**GIVEN INSTRUCTION**
Format the lines of every item below as a numbered list, leaving out blank lines and the pictures.

**LISTED ENTRIES**
- - - -
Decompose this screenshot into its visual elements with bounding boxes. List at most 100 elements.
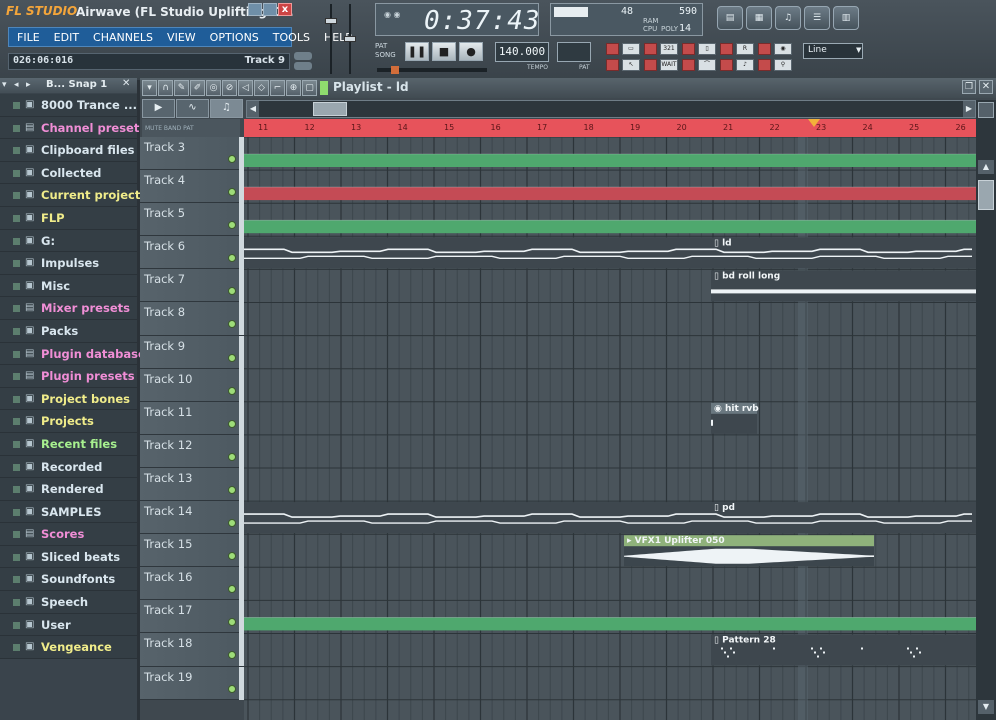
- scroll-toggle[interactable]: [758, 43, 771, 55]
- timeline-ruler[interactable]: 11 12 13 14 15 16 17 18 19 20 21 22 23 24 25 26: [244, 119, 976, 137]
- browser-menu-icon[interactable]: ▾: [2, 80, 7, 90]
- scroll-right-icon[interactable]: ▶: [963, 101, 975, 117]
- browser-item[interactable]: ▣ Recorded: [0, 455, 137, 479]
- track-header[interactable]: Track 19: [140, 666, 244, 700]
- browser-item[interactable]: ▣ Rendered: [0, 478, 137, 501]
- countdown-icon[interactable]: 321: [660, 43, 678, 55]
- menu-tools[interactable]: TOOLS: [267, 29, 316, 45]
- expand-icon[interactable]: [13, 553, 20, 561]
- track-mute-led[interactable]: [228, 452, 236, 461]
- slider-knob[interactable]: [344, 36, 356, 42]
- browser-item[interactable]: ▣ Speech: [0, 591, 137, 614]
- expand-icon[interactable]: [13, 644, 20, 652]
- playback-icon[interactable]: ▢: [302, 80, 317, 96]
- expand-icon[interactable]: [13, 102, 20, 109]
- multilink-toggle[interactable]: [644, 59, 657, 71]
- wait-icon[interactable]: ▯: [698, 43, 716, 55]
- playlist-window-icon[interactable]: ▤: [717, 6, 743, 30]
- track-mute-led[interactable]: [228, 618, 236, 627]
- browser-item[interactable]: ▤ Plugin presets: [0, 365, 137, 388]
- expand-icon[interactable]: [13, 350, 20, 358]
- track-mute-led[interactable]: [228, 419, 236, 428]
- expand-icon[interactable]: [13, 305, 20, 313]
- menu-options[interactable]: OPTIONS: [204, 29, 265, 45]
- r-icon[interactable]: R: [736, 43, 754, 55]
- track-mute-led[interactable]: [228, 485, 236, 494]
- expand-icon[interactable]: [13, 418, 20, 426]
- master-pitch-slider[interactable]: [344, 4, 356, 74]
- expand-icon[interactable]: [13, 463, 20, 471]
- track-header[interactable]: Track 8: [140, 302, 244, 336]
- track-header[interactable]: Track 12: [140, 434, 244, 468]
- menu-channels[interactable]: CHANNELS: [87, 29, 159, 45]
- track-mute-led[interactable]: [228, 221, 236, 230]
- track-mute-led[interactable]: [228, 552, 236, 561]
- time-display[interactable]: ◉ ◉ 0:37:43: [375, 3, 540, 36]
- playlist-grid[interactable]: ▯ ld ▯ bd roll long ◉ hit rvb ▯ pd ▸ VFX1 Up…: [244, 137, 976, 720]
- input-icon[interactable]: [294, 62, 312, 70]
- delete-icon[interactable]: ◎: [206, 80, 221, 96]
- track-header[interactable]: Track 10: [140, 368, 244, 402]
- menu-view[interactable]: VIEW: [161, 29, 202, 45]
- expand-icon[interactable]: [13, 282, 20, 290]
- select-icon[interactable]: ⌐: [270, 80, 285, 96]
- record-audio-toggle[interactable]: [720, 59, 733, 71]
- person-icon[interactable]: ⚲: [774, 59, 792, 71]
- track-mute-led[interactable]: [228, 519, 236, 528]
- browser-item[interactable]: ▣ Current project: [0, 184, 140, 207]
- song-position-bar[interactable]: [377, 66, 487, 74]
- maximize-icon[interactable]: ❐: [962, 80, 976, 94]
- browser-item[interactable]: ▣ Collected: [0, 161, 137, 185]
- expand-icon[interactable]: [13, 508, 20, 516]
- track-mute-led[interactable]: [228, 320, 236, 329]
- typing-keyboard-icon[interactable]: ▭: [622, 43, 640, 55]
- pat-song-toggle[interactable]: PAT SONG: [375, 42, 396, 60]
- magnet-icon[interactable]: ∩: [158, 80, 173, 96]
- minimize-button[interactable]: [248, 3, 262, 16]
- expand-icon[interactable]: [13, 192, 20, 200]
- pause-button[interactable]: ❚❚: [405, 42, 429, 61]
- zoom-icon[interactable]: ⊕: [286, 80, 301, 96]
- track-header[interactable]: Track 18: [140, 633, 244, 667]
- track-header[interactable]: Track 13: [140, 467, 244, 502]
- scroll-left-icon[interactable]: ◀: [247, 101, 259, 117]
- expand-icon[interactable]: [13, 260, 20, 268]
- metronome-toggle[interactable]: [606, 43, 619, 55]
- brush-icon[interactable]: ✐: [190, 80, 205, 96]
- slip-icon[interactable]: ◁: [238, 80, 253, 96]
- snap-select[interactable]: Line ▼: [803, 43, 863, 59]
- step-edit-toggle[interactable]: [644, 43, 657, 55]
- track-header[interactable]: Track 7: [140, 269, 244, 303]
- browser-item[interactable]: ▣ Soundfonts: [0, 568, 137, 592]
- song-clip-band[interactable]: [244, 220, 976, 234]
- tempo-display[interactable]: 140.000: [495, 42, 549, 62]
- track-header[interactable]: Track 3: [140, 137, 244, 171]
- note-icon[interactable]: ♪: [736, 59, 754, 71]
- tab-pattern-clips[interactable]: ▶: [142, 99, 175, 118]
- browser-item[interactable]: ▣ Vengeance: [0, 636, 137, 659]
- browser-window-icon[interactable]: ☰: [804, 6, 830, 30]
- track-mute-led[interactable]: [228, 287, 236, 296]
- browser-item[interactable]: ▣ Misc: [0, 274, 137, 298]
- browser-item[interactable]: ▣ SAMPLES: [0, 500, 137, 524]
- expand-icon[interactable]: [13, 373, 20, 381]
- expand-icon[interactable]: [13, 395, 20, 403]
- scroll-up-icon[interactable]: ▲: [978, 160, 994, 174]
- browser-item[interactable]: ▣ Projects: [0, 410, 137, 433]
- browser-item[interactable]: ▣ Impulses: [0, 252, 137, 275]
- song-clip-band[interactable]: [244, 154, 976, 167]
- eye-icon[interactable]: ◉: [774, 43, 792, 55]
- pointer-icon[interactable]: ↖: [622, 59, 640, 71]
- pattern-selector[interactable]: [557, 42, 591, 62]
- song-clip-band[interactable]: [244, 617, 976, 631]
- slider-knob[interactable]: [325, 18, 337, 24]
- browser-item[interactable]: ▣ 8000 Trance ...: [0, 94, 137, 117]
- browser-item[interactable]: ▤ Plugin database: [0, 342, 146, 366]
- track-header[interactable]: Track 9: [140, 335, 244, 369]
- browser-item[interactable]: ▣ User: [0, 613, 137, 637]
- wait-input-icon[interactable]: WAIT: [660, 59, 678, 71]
- automation-toggle[interactable]: [682, 59, 695, 71]
- maximize-button[interactable]: [263, 3, 277, 16]
- browser-item[interactable]: ▣ FLP: [0, 206, 137, 230]
- expand-icon[interactable]: [13, 327, 20, 335]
- - - -
**ANSWER IN FULL**
1. Decompose this screenshot into its visual elements with bounding boxes. List at most 100 elements.
2. - scroll-toggle[interactable]: [758, 43, 771, 55]
3. - timeline-ruler[interactable]: 11 12 13 14 15 16 17 18 19 20 21 22 23 24 25 26: [244, 119, 976, 137]
4. - browser-menu-icon[interactable]: ▾: [2, 80, 7, 90]
5. - scroll-right-icon[interactable]: ▶: [963, 101, 975, 117]
6. - browser-item[interactable]: ▣ Recorded: [0, 455, 137, 479]
7. - track-header[interactable]: Track 19: [140, 666, 244, 700]
8. - browser-item[interactable]: ▣ Rendered: [0, 478, 137, 501]
9. - countdown-icon[interactable]: 321: [660, 43, 678, 55]
10. - menu-tools[interactable]: TOOLS: [267, 29, 316, 45]
11. - expand-icon[interactable]: [13, 553, 20, 561]
12. - track-mute-led[interactable]: [228, 452, 236, 461]
13. - slider-knob[interactable]: [344, 36, 356, 42]
14. - browser-item[interactable]: ▣ Speech: [0, 591, 137, 614]
15. - expand-icon[interactable]: [13, 644, 20, 652]
16. - playback-icon[interactable]: ▢: [302, 80, 317, 96]
17. - expand-icon[interactable]: [13, 102, 20, 109]
18. - multilink-toggle[interactable]: [644, 59, 657, 71]
19. - wait-icon[interactable]: ▯: [698, 43, 716, 55]
20. - playlist-window-icon[interactable]: ▤: [717, 6, 743, 30]
21. - track-mute-led[interactable]: [228, 618, 236, 627]
22. - browser-item[interactable]: ▤ Plugin presets: [0, 365, 137, 388]
23. - expand-icon[interactable]: [13, 350, 20, 358]
24. - track-mute-led[interactable]: [228, 419, 236, 428]
25. - expand-icon[interactable]: [13, 305, 20, 313]
26. - menu-options[interactable]: OPTIONS: [204, 29, 265, 45]
27. - r-icon[interactable]: R: [736, 43, 754, 55]
28. - track-mute-led[interactable]: [228, 485, 236, 494]
29. - expand-icon[interactable]: [13, 418, 20, 426]
30. - master-pitch-slider[interactable]: [344, 4, 356, 74]
31. - expand-icon[interactable]: [13, 463, 20, 471]
32. - track-header[interactable]: Track 8: [140, 302, 244, 336]
33. - track-header[interactable]: Track 12: [140, 434, 244, 468]
34. - menu-channels[interactable]: CHANNELS: [87, 29, 159, 45]
35. - track-mute-led[interactable]: [228, 221, 236, 230]
36. - track-mute-led[interactable]: [228, 552, 236, 561]
37. - time-display[interactable]: ◉ ◉ 0:37:43: [375, 3, 540, 36]
38. - playlist-grid[interactable]: ▯ ld ▯ bd roll long ◉ hit rvb ▯ pd ▸ VFX1 Up…: [244, 137, 976, 720]
39. - input-icon[interactable]: [294, 62, 312, 70]
40. - delete-icon[interactable]: ◎: [206, 80, 221, 96]
41. - track-header[interactable]: Track 10: [140, 368, 244, 402]
42. - menu-view[interactable]: VIEW: [161, 29, 202, 45]
43. - expand-icon[interactable]: [13, 282, 20, 290]
44. - select-icon[interactable]: ⌐: [270, 80, 285, 96]
45. - record-audio-toggle[interactable]: [720, 59, 733, 71]
46. - person-icon[interactable]: ⚲: [774, 59, 792, 71]
47. - track-mute-led[interactable]: [228, 519, 236, 528]
48. - browser-item[interactable]: ▣ Current project: [0, 184, 140, 207]
49. - song-position-bar[interactable]: [377, 66, 487, 74]
50. - maximize-icon[interactable]: ❐: [962, 80, 976, 94]
51. - browser-item[interactable]: ▣ Collected: [0, 161, 137, 185]
52. - expand-icon[interactable]: [13, 508, 20, 516]
53. - track-mute-led[interactable]: [228, 320, 236, 329]
54. - typing-keyboard-icon[interactable]: ▭: [622, 43, 640, 55]
55. - pat-song-toggle[interactable]: PAT SONG: [375, 42, 396, 60]
56. - magnet-icon[interactable]: ∩: [158, 80, 173, 96]
57. - minimize-button[interactable]: [248, 3, 262, 16]
58. - expand-icon[interactable]: [13, 192, 20, 200]
59. - pause-button[interactable]: ❚❚: [405, 42, 429, 61]
60. - zoom-icon[interactable]: ⊕: [286, 80, 301, 96]
61. - track-header[interactable]: Track 18: [140, 633, 244, 667]
62. - track-header[interactable]: Track 13: [140, 467, 244, 502]
63. - scroll-left-icon[interactable]: ◀: [247, 101, 259, 117]
64. - expand-icon[interactable]: [13, 260, 20, 268]
65. - metronome-toggle[interactable]: [606, 43, 619, 55]
66. - brush-icon[interactable]: ✐: [190, 80, 205, 96]
67. - slip-icon[interactable]: ◁: [238, 80, 253, 96]
68. - snap-select[interactable]: Line ▼: [803, 43, 863, 59]
69. - step-edit-toggle[interactable]: [644, 43, 657, 55]
70. - track-header[interactable]: Track 7: [140, 269, 244, 303]
71. - browser-item[interactable]: ▣ Soundfonts: [0, 568, 137, 592]
72. - song-clip-band[interactable]: [244, 220, 976, 234]
73. - tempo-display[interactable]: 140.000: [495, 42, 549, 62]
74. - track-header[interactable]: Track 3: [140, 137, 244, 171]
75. - note-icon[interactable]: ♪: [736, 59, 754, 71]
76. - tab-pattern-clips[interactable]: ▶: [142, 99, 175, 118]
77. - browser-item[interactable]: ▣ Vengeance: [0, 636, 137, 659]
78. - browser-window-icon[interactable]: ☰: [804, 6, 830, 30]
79. - track-mute-led[interactable]: [228, 287, 236, 296]
80. - browser-item[interactable]: ▣ Misc: [0, 274, 137, 298]
81. - browser-item[interactable]: ▣ SAMPLES: [0, 500, 137, 524]
82. - expand-icon[interactable]: [13, 373, 20, 381]
83. - expand-icon[interactable]: [13, 395, 20, 403]
84. - scroll-up-icon[interactable]: ▲: [978, 160, 994, 174]
85. - browser-item[interactable]: ▣ Projects: [0, 410, 137, 433]
86. - browser-item[interactable]: ▣ Impulses: [0, 252, 137, 275]
87. - song-clip-band[interactable]: [244, 154, 976, 167]
88. - eye-icon[interactable]: ◉: [774, 43, 792, 55]
89. - pointer-icon[interactable]: ↖: [622, 59, 640, 71]
90. - pattern-selector[interactable]: [557, 42, 591, 62]
91. - song-clip-band[interactable]: [244, 617, 976, 631]
92. - slider-knob[interactable]: [325, 18, 337, 24]
93. - browser-item[interactable]: ▣ 8000 Trance ...: [0, 94, 137, 117]
94. - browser-item[interactable]: ▤ Plugin database: [0, 342, 146, 366]
95. - track-header[interactable]: Track 9: [140, 335, 244, 369]
96. - browser-item[interactable]: ▣ User: [0, 613, 137, 637]
97. - wait-input-icon[interactable]: WAIT: [660, 59, 678, 71]
98. - automation-toggle[interactable]: [682, 59, 695, 71]
99. - maximize-button[interactable]: [263, 3, 277, 16]
100. - browser-item[interactable]: ▣ FLP: [0, 206, 137, 230]
101. - expand-icon[interactable]: [13, 327, 20, 335]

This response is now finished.